The problem —
Out of the lines in this data, how many include "Strain"? Give the number and nothing else.

Provided material —

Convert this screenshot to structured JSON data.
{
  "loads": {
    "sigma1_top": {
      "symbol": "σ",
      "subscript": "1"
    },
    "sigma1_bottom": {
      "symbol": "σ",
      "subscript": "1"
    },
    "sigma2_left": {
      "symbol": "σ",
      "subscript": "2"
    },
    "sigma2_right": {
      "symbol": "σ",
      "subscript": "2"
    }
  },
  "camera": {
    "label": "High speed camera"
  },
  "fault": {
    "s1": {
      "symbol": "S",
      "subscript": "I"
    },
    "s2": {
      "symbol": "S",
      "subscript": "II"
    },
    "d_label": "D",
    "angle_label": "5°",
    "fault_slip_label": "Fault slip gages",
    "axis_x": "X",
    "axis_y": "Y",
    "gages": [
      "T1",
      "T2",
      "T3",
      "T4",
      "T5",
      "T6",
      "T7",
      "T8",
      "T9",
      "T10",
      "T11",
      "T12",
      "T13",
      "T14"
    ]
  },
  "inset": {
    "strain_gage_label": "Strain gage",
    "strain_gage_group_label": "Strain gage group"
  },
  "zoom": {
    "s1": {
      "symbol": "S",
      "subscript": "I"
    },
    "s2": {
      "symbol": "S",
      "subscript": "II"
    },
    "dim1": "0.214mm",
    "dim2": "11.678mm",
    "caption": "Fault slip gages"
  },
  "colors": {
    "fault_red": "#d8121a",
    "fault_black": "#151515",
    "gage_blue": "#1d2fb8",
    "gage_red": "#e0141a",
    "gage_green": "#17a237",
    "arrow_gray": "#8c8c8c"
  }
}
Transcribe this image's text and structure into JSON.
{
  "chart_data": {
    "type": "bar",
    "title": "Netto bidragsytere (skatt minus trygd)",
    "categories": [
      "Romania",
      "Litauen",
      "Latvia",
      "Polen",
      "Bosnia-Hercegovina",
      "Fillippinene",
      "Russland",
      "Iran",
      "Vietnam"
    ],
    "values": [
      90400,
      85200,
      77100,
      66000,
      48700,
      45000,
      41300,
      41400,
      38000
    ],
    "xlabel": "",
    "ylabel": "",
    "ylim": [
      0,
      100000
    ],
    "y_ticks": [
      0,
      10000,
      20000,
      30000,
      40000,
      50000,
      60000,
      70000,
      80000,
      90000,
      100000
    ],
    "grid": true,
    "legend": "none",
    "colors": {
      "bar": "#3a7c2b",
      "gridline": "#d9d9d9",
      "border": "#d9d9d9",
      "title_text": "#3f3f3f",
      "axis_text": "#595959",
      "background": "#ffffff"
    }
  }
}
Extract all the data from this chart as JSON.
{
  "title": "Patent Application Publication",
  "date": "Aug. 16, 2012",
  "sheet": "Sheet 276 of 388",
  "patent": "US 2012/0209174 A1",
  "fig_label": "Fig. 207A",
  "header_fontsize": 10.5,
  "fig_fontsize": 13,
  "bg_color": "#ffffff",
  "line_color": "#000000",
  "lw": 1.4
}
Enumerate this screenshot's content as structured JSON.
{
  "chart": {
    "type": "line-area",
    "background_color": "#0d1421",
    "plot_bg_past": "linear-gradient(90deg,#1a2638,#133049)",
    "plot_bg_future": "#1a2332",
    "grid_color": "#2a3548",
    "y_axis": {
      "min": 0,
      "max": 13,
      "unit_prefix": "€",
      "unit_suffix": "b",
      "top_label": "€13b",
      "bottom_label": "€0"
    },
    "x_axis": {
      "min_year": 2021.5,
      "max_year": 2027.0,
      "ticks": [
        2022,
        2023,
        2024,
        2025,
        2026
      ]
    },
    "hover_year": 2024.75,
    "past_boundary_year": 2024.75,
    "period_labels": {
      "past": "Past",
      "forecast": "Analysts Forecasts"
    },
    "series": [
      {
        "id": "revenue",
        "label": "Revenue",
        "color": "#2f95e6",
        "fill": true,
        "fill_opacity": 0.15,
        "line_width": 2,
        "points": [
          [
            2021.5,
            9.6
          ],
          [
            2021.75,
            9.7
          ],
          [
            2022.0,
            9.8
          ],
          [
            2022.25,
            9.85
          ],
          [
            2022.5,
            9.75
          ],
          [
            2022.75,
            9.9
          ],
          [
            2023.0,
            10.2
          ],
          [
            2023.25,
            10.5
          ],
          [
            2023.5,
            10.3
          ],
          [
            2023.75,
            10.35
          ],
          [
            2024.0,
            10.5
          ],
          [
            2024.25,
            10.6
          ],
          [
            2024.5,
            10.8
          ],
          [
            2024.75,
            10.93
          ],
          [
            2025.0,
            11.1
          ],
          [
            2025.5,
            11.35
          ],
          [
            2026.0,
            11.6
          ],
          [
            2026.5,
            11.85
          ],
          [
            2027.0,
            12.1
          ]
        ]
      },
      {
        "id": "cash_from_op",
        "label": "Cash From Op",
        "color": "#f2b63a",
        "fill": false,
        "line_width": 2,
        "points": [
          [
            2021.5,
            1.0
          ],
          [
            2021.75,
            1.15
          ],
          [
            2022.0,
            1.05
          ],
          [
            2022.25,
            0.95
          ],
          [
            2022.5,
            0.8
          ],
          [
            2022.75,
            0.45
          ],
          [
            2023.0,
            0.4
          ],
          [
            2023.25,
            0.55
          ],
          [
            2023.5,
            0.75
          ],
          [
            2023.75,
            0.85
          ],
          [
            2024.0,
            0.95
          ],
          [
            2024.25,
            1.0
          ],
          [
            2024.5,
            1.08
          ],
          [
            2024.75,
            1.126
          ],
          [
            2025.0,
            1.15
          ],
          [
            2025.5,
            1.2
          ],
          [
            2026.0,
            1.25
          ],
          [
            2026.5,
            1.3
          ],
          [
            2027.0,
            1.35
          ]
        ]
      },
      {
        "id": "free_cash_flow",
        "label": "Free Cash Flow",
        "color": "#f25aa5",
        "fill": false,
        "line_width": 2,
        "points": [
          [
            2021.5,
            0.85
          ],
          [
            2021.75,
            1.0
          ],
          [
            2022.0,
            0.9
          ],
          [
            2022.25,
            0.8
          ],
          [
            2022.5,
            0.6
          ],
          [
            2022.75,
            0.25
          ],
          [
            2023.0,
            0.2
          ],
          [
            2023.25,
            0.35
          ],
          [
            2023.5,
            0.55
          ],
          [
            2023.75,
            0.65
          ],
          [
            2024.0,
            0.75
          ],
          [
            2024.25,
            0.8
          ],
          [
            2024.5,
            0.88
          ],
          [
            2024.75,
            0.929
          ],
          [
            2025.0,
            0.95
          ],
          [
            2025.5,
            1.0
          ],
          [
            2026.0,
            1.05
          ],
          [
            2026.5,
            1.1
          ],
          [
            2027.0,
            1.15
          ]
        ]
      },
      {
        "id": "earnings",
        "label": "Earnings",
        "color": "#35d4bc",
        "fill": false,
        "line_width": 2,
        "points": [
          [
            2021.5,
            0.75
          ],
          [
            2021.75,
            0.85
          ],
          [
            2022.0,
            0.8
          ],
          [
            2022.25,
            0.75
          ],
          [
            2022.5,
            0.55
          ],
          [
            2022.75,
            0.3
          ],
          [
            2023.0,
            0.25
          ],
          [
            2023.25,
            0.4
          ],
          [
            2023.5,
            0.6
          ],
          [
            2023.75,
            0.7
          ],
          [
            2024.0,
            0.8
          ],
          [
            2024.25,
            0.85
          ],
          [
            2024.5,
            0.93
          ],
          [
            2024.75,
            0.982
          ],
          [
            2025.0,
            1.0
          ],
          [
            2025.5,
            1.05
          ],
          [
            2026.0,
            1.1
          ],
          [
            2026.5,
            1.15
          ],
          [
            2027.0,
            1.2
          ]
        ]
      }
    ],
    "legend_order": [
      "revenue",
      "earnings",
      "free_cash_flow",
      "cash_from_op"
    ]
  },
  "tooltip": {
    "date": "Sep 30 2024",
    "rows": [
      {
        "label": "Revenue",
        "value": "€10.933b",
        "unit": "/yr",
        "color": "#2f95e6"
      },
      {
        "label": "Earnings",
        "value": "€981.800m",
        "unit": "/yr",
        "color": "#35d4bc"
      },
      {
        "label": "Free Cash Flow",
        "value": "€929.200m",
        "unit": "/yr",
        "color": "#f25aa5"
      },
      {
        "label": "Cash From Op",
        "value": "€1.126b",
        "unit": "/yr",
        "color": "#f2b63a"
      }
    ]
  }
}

Task answer —
2